Exercise directions. Without omitting anything, return the records precisely as given.

Data records:
►

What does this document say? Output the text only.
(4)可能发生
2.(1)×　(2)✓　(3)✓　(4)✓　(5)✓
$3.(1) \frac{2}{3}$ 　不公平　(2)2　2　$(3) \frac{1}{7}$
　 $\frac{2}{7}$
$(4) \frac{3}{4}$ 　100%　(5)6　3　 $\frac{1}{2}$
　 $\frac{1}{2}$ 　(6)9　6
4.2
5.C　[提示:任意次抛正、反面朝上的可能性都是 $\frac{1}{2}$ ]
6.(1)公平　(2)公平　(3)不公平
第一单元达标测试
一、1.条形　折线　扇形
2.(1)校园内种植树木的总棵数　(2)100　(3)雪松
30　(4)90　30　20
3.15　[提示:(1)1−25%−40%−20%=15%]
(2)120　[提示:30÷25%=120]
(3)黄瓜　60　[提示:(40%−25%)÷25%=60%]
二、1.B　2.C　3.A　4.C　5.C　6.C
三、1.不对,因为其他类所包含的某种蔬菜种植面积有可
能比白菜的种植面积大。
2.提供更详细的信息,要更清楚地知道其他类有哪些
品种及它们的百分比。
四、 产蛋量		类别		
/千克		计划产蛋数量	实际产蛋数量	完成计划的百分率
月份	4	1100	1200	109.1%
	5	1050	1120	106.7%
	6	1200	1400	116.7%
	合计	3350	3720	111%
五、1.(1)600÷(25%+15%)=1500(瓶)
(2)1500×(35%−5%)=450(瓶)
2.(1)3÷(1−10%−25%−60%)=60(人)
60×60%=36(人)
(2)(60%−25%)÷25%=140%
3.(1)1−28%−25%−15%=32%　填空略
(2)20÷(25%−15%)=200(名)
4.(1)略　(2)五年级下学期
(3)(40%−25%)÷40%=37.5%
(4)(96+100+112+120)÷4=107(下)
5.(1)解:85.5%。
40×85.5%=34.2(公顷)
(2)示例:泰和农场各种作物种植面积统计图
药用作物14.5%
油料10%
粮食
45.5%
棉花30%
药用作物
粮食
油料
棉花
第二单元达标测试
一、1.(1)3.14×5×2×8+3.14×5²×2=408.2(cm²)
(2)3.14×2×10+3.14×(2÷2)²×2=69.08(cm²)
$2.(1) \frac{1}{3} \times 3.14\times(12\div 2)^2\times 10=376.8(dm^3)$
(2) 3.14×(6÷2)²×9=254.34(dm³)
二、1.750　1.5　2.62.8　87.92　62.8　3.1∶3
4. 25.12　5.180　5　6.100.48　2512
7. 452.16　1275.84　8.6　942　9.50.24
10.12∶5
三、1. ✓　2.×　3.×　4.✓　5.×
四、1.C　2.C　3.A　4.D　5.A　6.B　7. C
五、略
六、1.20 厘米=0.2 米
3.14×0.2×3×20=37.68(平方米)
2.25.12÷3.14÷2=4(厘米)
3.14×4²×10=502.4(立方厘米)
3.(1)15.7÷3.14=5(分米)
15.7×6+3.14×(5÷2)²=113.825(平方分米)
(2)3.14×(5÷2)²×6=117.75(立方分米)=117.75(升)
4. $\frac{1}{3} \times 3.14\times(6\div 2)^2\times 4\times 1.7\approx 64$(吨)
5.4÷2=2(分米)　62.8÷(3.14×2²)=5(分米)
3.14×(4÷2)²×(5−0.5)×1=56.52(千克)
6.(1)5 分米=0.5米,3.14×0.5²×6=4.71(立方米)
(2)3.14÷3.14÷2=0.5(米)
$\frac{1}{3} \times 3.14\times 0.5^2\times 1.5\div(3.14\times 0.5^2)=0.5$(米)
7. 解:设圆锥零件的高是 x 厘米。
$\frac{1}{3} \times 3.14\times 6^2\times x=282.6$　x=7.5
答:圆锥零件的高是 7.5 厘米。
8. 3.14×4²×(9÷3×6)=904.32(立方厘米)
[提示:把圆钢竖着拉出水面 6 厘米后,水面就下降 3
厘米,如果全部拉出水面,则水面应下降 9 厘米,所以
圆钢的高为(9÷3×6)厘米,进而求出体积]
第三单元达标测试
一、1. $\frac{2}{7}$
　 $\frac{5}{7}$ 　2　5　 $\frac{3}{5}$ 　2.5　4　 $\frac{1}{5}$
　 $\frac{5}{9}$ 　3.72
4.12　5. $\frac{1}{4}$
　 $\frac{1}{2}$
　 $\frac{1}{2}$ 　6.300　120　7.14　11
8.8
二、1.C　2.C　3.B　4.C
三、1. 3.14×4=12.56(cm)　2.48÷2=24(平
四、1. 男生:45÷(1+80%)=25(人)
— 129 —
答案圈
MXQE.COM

◄

Result of the task.
What does this document say? Output the text only.
(4)可能发生
2.(1)×　(2)✓　(3)✓　(4)✓　(5)✓
$3.(1) \frac{2}{3}$ 　不公平　(2)2　2　$(3) \frac{1}{7}$
　 $\frac{2}{7}$
$(4) \frac{3}{4}$ 　100%　(5)6　3　 $\frac{1}{2}$
　 $\frac{1}{2}$ 　(6)9　6
4.2
5.C　[提示:任意次抛正、反面朝上的可能性都是 $\frac{1}{2}$ ]
6.(1)公平　(2)公平　(3)不公平
第一单元达标测试
一、1.条形　折线　扇形
2.(1)校园内种植树木的总棵数　(2)100　(3)雪松
30　(4)90　30　20
3.15　[提示:(1)1−25%−40%−20%=15%]
(2)120　[提示:30÷25%=120]
(3)黄瓜　60　[提示:(40%−25%)÷25%=60%]
二、1.B　2.C　3.A　4.C　5.C　6.C
三、1.不对,因为其他类所包含的某种蔬菜种植面积有可
能比白菜的种植面积大。
2.提供更详细的信息,要更清楚地知道其他类有哪些
品种及它们的百分比。
四、 产蛋量		类别		
/千克		计划产蛋数量	实际产蛋数量	完成计划的百分率
月份	4	1100	1200	109.1%
	5	1050	1120	106.7%
	6	1200	1400	116.7%
	合计	3350	3720	111%
五、1.(1)600÷(25%+15%)=1500(瓶)
(2)1500×(35%−5%)=450(瓶)
2.(1)3÷(1−10%−25%−60%)=60(人)
60×60%=36(人)
(2)(60%−25%)÷25%=140%
3.(1)1−28%−25%−15%=32%　填空略
(2)20÷(25%−15%)=200(名)
4.(1)略　(2)五年级下学期
(3)(40%−25%)÷40%=37.5%
(4)(96+100+112+120)÷4=107(下)
5.(1)解:85.5%。
40×85.5%=34.2(公顷)
(2)示例:泰和农场各种作物种植面积统计图
药用作物14.5%
油料10%
粮食
45.5%
棉花30%
药用作物
粮食
油料
棉花
第二单元达标测试
一、1.(1)3.14×5×2×8+3.14×5²×2=408.2(cm²)
(2)3.14×2×10+3.14×(2÷2)²×2=69.08(cm²)
$2.(1) \frac{1}{3} \times 3.14\times(12\div 2)^2\times 10=376.8(dm^3)$
(2) 3.14×(6÷2)²×9=254.34(dm³)
二、1.750　1.5　2.62.8　87.92　62.8　3.1∶3
4. 25.12　5.180　5　6.100.48　2512
7. 452.16　1275.84　8.6　942　9.50.24
10.12∶5
三、1. ✓　2.×　3.×　4.✓　5.×
四、1.C　2.C　3.A　4.D　5.A　6.B　7. C
五、略
六、1.20 厘米=0.2 米
3.14×0.2×3×20=37.68(平方米)
2.25.12÷3.14÷2=4(厘米)
3.14×4²×10=502.4(立方厘米)
3.(1)15.7÷3.14=5(分米)
15.7×6+3.14×(5÷2)²=113.825(平方分米)
(2)3.14×(5÷2)²×6=117.75(立方分米)=117.75(升)
4. $\frac{1}{3} \times 3.14\times(6\div 2)^2\times 4\times 1.7\approx 64$(吨)
5.4÷2=2(分米)　62.8÷(3.14×2²)=5(分米)
3.14×(4÷2)²×(5−0.5)×1=56.52(千克)
6.(1)5 分米=0.5米,3.14×0.5²×6=4.71(立方米)
(2)3.14÷3.14÷2=0.5(米)
$\frac{1}{3} \times 3.14\times 0.5^2\times 1.5\div(3.14\times 0.5^2)=0.5$(米)
7. 解:设圆锥零件的高是 x 厘米。
$\frac{1}{3} \times 3.14\times 6^2\times x=282.6$　x=7.5
答:圆锥零件的高是 7.5 厘米。
8. 3.14×4²×(9÷3×6)=904.32(立方厘米)
[提示:把圆钢竖着拉出水面 6 厘米后,水面就下降 3
厘米,如果全部拉出水面,则水面应下降 9 厘米,所以
圆钢的高为(9÷3×6)厘米,进而求出体积]
第三单元达标测试
一、1. $\frac{2}{7}$
　 $\frac{5}{7}$ 　2　5　 $\frac{3}{5}$ 　2.5　4　 $\frac{1}{5}$
　 $\frac{5}{9}$ 　3.72
4.12　5. $\frac{1}{4}$
　 $\frac{1}{2}$
　 $\frac{1}{2}$ 　6.300　120　7.14　11
8.8
二、1.C　2.C　3.B　4.C
三、1. 3.14×4=12.56(cm)　2.48÷2=24(平
四、1. 男生:45÷(1+80%)=25(人)
— 129 —
答案圈
MXQE.COM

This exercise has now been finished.